* **Exercise instructions**: State how many lines in the records hold the word "counties", giving the number and no other text.

* **Records to use**:
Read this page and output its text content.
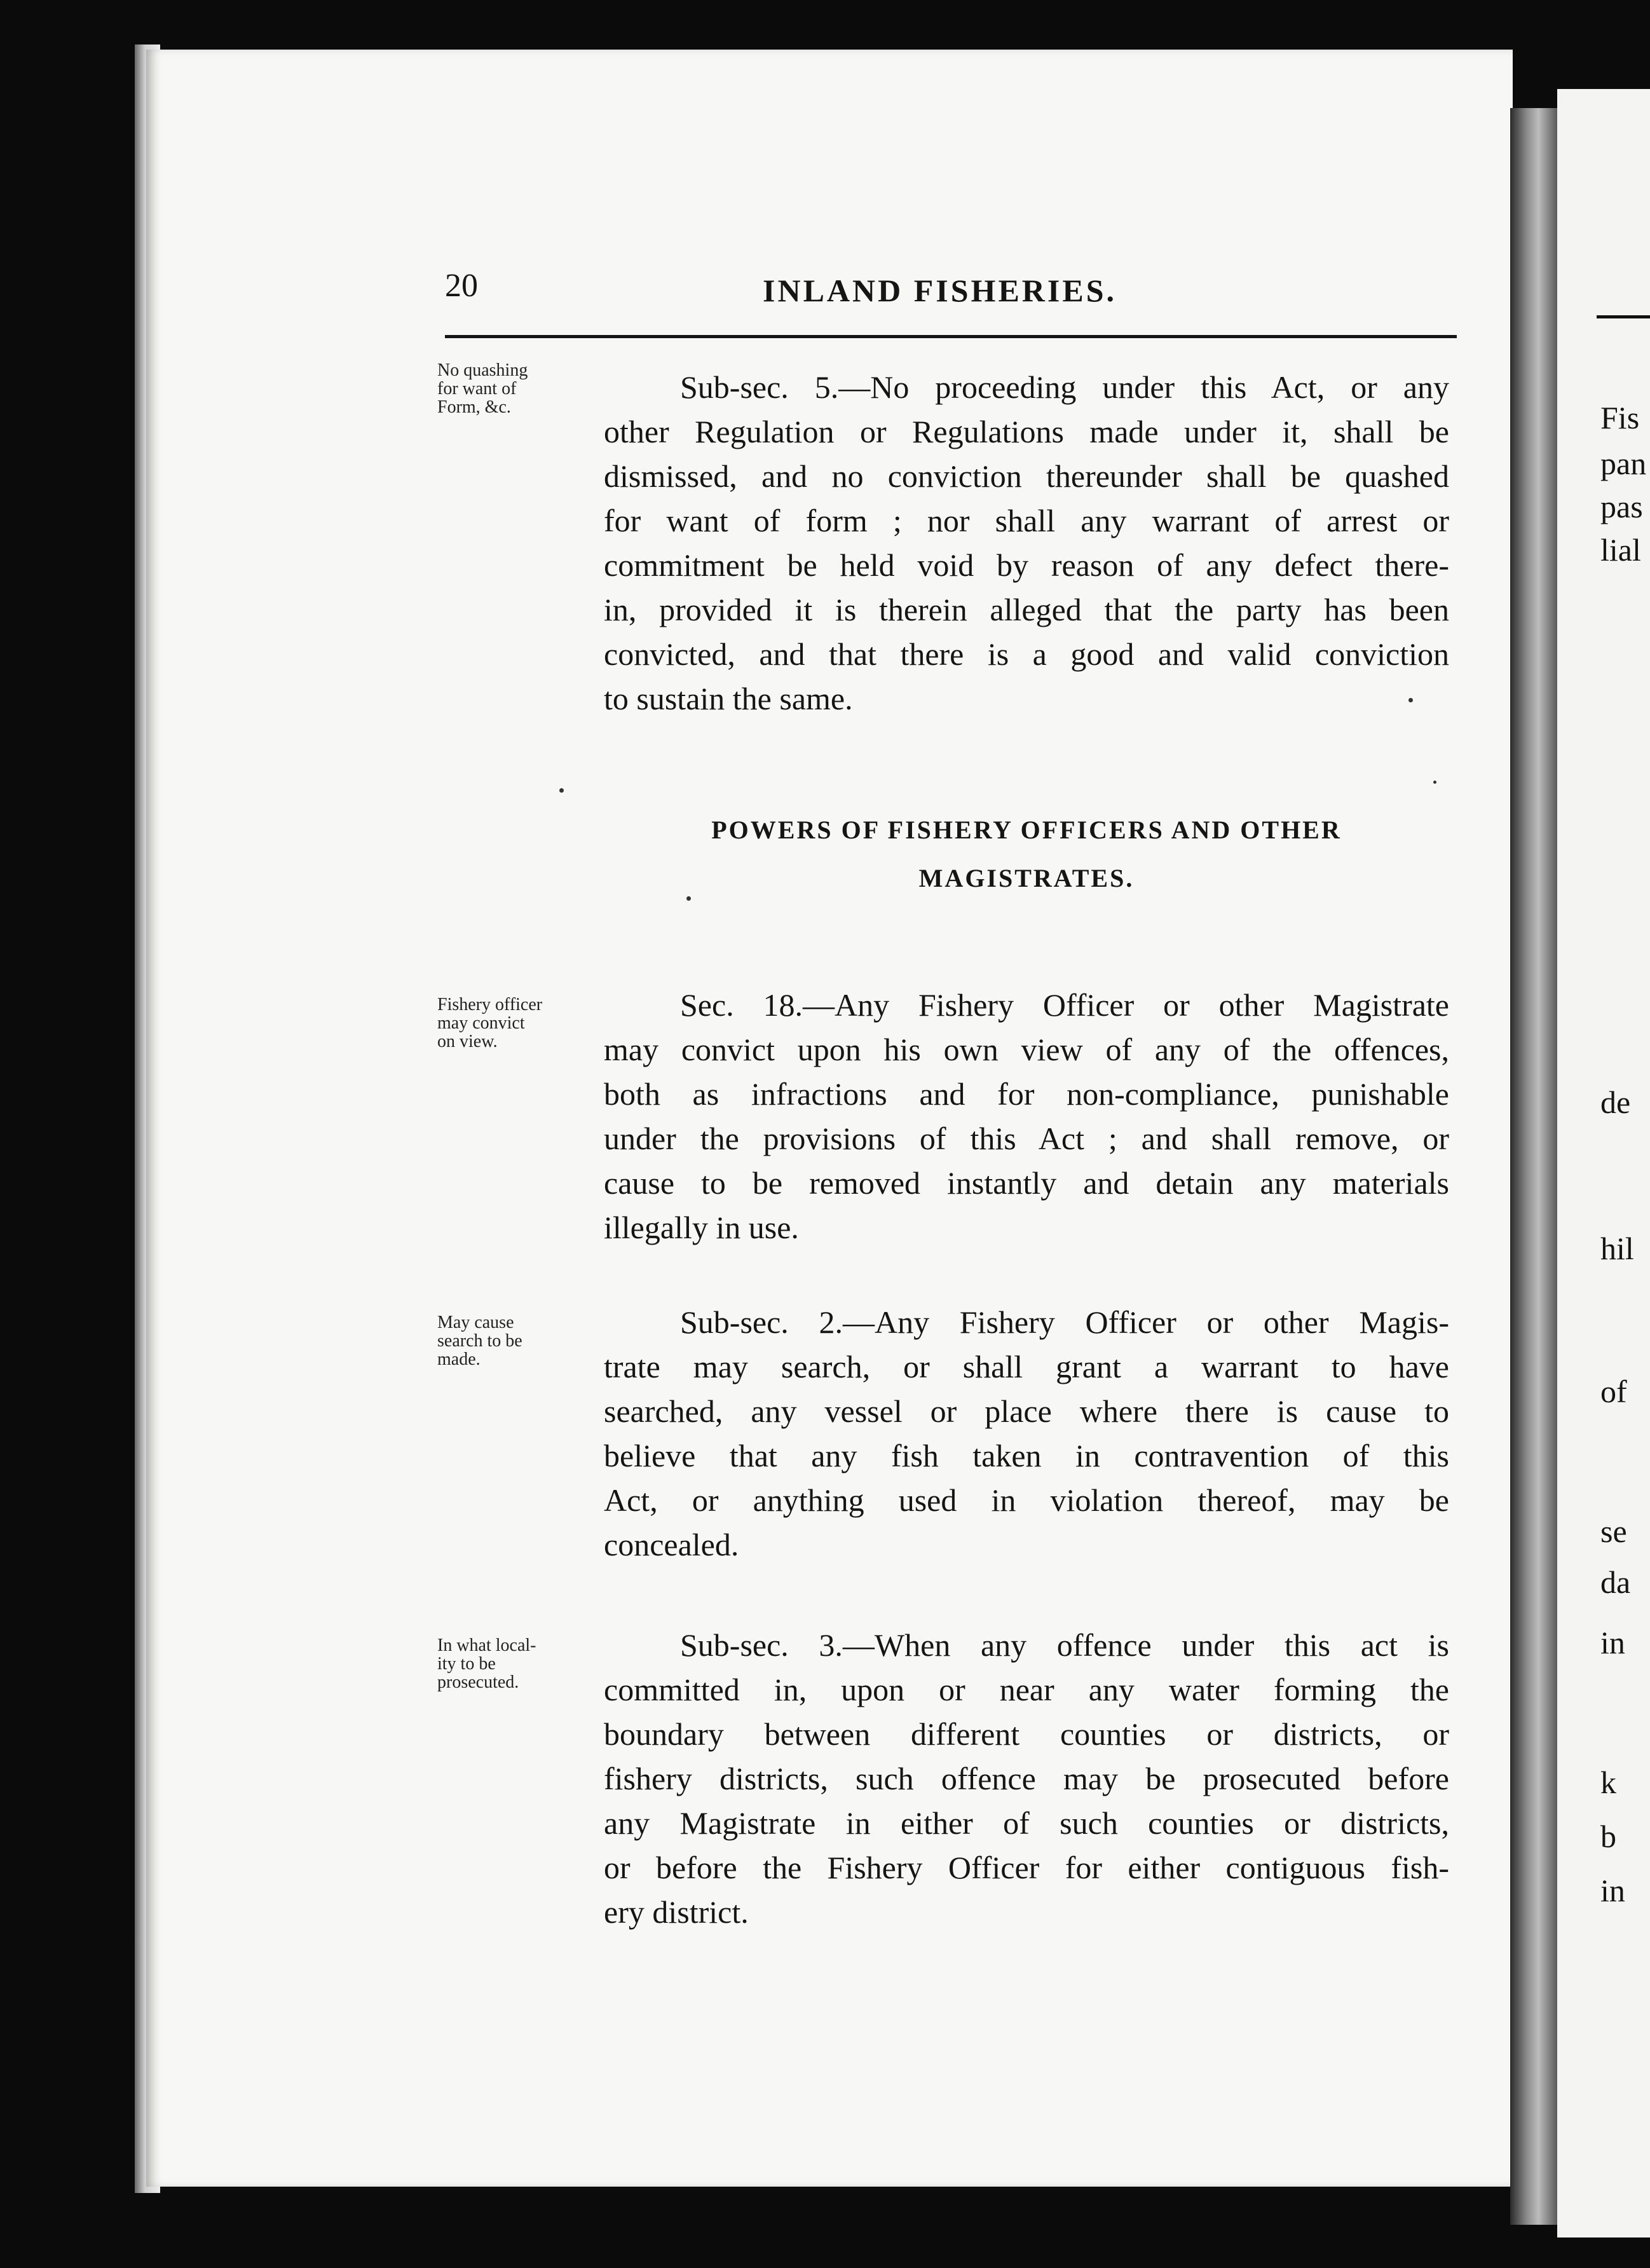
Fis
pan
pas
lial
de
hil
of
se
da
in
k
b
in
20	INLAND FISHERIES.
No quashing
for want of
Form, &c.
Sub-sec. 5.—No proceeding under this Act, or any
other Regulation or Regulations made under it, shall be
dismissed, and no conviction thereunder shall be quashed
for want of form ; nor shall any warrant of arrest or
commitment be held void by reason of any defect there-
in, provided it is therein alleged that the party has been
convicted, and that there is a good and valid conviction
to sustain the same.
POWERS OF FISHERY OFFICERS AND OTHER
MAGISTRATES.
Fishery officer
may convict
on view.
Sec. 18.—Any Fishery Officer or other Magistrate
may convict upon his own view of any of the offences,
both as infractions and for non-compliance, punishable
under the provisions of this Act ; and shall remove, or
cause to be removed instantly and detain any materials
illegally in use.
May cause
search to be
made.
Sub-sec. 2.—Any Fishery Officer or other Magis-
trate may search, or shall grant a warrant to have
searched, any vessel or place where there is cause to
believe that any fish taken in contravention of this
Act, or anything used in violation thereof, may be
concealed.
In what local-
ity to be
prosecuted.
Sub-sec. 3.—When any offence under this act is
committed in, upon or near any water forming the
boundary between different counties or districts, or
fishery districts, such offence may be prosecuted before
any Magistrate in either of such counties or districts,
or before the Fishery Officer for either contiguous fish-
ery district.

* **Right answer**: 2